====== Exercise passage
OVCAR-3 (10×104) cells were added to 0.1 ml normal plasma. After an incubation period of 3 min at 37°C, cephalin and CaCl2 were added to trigger coagulation. The clotting time was then measured at 37°C by a spectrophotometer at 595 nm. The results are presented both in real-time and as the ratio of cells + aPC/cells + PC.
Determination of sEPCR, D-dimer and soluble fibrin (SF) in the ascitic fluid
sEPCR antigen was measured by Asserachrom sEPCR-ELISA immunoassay as recommended by the commercial supplier (Diagnostic Stago, Inc.). Fibrin degradation product, D-dimer concentration, was determined by STA®-Liatest® D-Di, and SF monomers were quantified as previously reported (30).
Results
The results that follow focus on the role of aPC in ovarian cancer cell activation as well as a loss of clotting observed for ascitic fluids. The investigation concerned several issues focused on the following:
Evaluation of sEPCR and fibrin degradation products in the peritoneal fluid of ovarian cancer patients
All the samples tested (n=20) contained sEPCR. Eighty-five percent of the peritoneal fluid had an sEPCR concentration of 71±23 ng/ml which was lower than that of normal plasma (baseline values 100±28 ng/ml) (6). The remaining 15% samples revealed a sEPCR concentration which was similar to that of normal plasma (Table I). In parallel, D-dimer, a fibrin degradation product and SF were quantified (Table I). The 20 patients studied showed values for D-dimer (60%) and for SF (50%) which were superior to baseline values (500 ng/ml for D-dimer and 250 ng/ml for SF). The results presented in Table I indicated that in the peritoneal fluids there were ongoing processes of coagulation followed by fibrinolysis.
============
====== Dataset entries
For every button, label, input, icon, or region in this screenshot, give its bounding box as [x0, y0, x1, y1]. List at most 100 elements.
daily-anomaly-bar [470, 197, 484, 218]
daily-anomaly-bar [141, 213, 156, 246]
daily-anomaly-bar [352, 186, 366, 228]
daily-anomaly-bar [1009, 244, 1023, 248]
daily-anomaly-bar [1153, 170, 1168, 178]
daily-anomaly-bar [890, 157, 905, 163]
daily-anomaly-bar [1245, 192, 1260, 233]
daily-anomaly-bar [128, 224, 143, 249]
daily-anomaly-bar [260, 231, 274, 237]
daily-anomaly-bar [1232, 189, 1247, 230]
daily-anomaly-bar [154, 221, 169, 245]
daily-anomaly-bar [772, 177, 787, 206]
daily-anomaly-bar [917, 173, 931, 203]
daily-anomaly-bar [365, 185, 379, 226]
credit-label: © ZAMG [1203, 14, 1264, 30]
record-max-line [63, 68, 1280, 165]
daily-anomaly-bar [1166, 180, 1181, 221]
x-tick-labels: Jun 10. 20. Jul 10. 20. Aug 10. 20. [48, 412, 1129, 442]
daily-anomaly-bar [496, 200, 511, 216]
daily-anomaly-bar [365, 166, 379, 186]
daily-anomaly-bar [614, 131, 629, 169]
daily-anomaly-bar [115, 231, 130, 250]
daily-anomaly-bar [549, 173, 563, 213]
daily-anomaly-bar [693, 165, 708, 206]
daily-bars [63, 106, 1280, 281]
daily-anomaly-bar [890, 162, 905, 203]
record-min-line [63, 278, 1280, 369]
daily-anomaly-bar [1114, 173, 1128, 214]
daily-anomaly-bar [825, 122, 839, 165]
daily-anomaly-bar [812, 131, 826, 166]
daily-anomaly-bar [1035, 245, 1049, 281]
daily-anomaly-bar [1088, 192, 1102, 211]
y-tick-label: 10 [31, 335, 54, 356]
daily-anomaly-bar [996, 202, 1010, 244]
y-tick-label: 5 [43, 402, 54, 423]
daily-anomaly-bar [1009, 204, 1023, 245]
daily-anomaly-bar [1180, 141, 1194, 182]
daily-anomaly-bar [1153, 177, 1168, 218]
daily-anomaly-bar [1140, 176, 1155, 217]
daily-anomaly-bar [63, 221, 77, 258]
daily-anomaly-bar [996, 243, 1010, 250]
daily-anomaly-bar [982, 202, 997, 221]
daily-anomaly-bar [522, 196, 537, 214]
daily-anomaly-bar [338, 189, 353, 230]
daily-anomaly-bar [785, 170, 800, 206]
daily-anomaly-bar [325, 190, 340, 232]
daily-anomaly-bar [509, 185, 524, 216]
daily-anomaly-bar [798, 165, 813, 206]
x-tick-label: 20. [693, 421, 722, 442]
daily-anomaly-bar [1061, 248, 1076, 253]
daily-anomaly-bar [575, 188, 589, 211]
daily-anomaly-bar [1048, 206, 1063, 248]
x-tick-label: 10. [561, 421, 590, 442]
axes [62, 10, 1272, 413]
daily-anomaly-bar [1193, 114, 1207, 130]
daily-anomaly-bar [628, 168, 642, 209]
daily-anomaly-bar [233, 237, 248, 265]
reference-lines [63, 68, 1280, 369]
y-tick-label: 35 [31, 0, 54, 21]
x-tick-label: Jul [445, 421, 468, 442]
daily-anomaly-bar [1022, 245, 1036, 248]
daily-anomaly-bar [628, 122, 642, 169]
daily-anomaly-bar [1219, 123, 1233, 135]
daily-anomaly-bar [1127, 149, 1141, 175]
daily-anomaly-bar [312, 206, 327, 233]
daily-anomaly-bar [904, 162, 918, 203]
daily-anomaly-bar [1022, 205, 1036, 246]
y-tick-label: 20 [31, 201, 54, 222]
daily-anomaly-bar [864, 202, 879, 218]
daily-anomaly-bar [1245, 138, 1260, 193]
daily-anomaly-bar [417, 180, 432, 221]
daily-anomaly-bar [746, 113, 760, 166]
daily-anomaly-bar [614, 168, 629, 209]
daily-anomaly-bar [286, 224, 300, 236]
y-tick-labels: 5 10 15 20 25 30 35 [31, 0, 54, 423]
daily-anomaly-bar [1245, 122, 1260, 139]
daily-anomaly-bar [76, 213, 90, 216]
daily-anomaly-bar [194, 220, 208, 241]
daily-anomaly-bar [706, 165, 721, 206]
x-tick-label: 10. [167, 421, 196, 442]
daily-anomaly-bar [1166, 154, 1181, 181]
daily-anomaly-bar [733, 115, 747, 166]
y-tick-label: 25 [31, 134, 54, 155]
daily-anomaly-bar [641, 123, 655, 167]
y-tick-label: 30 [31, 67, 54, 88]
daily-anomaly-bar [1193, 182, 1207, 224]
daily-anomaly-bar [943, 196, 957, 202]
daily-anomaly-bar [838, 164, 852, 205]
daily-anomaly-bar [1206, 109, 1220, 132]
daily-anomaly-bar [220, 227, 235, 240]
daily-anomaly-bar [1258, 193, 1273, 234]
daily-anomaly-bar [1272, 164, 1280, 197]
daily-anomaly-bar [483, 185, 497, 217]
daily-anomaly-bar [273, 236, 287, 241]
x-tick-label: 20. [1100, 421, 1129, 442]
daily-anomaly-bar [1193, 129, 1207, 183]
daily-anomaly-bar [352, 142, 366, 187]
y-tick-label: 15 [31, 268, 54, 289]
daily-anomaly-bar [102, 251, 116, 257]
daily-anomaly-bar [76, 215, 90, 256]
============
**Apply what you read:**
a: In the ovarian cancer passage, at what wavelength was the clotting time measured?
b: Reproduce the stretch of the ovarian cancer passage from "OVCAR-3 (10×104) cells" through "aPC/cells + PC.".

**Answers for this exercise:**
a: At 595 nm.

b:
OVCAR-3 (10×104) cells were added to 0.1 ml normal plasma. After an incubation period of 3 min at 37°C, cephalin and CaCl2 were added to trigger coagulation. The clotting time was then measured at 37°C by a spectrophotometer at 595 nm. The results are presented both in real-time and as the ratio of cells + aPC/cells + PC.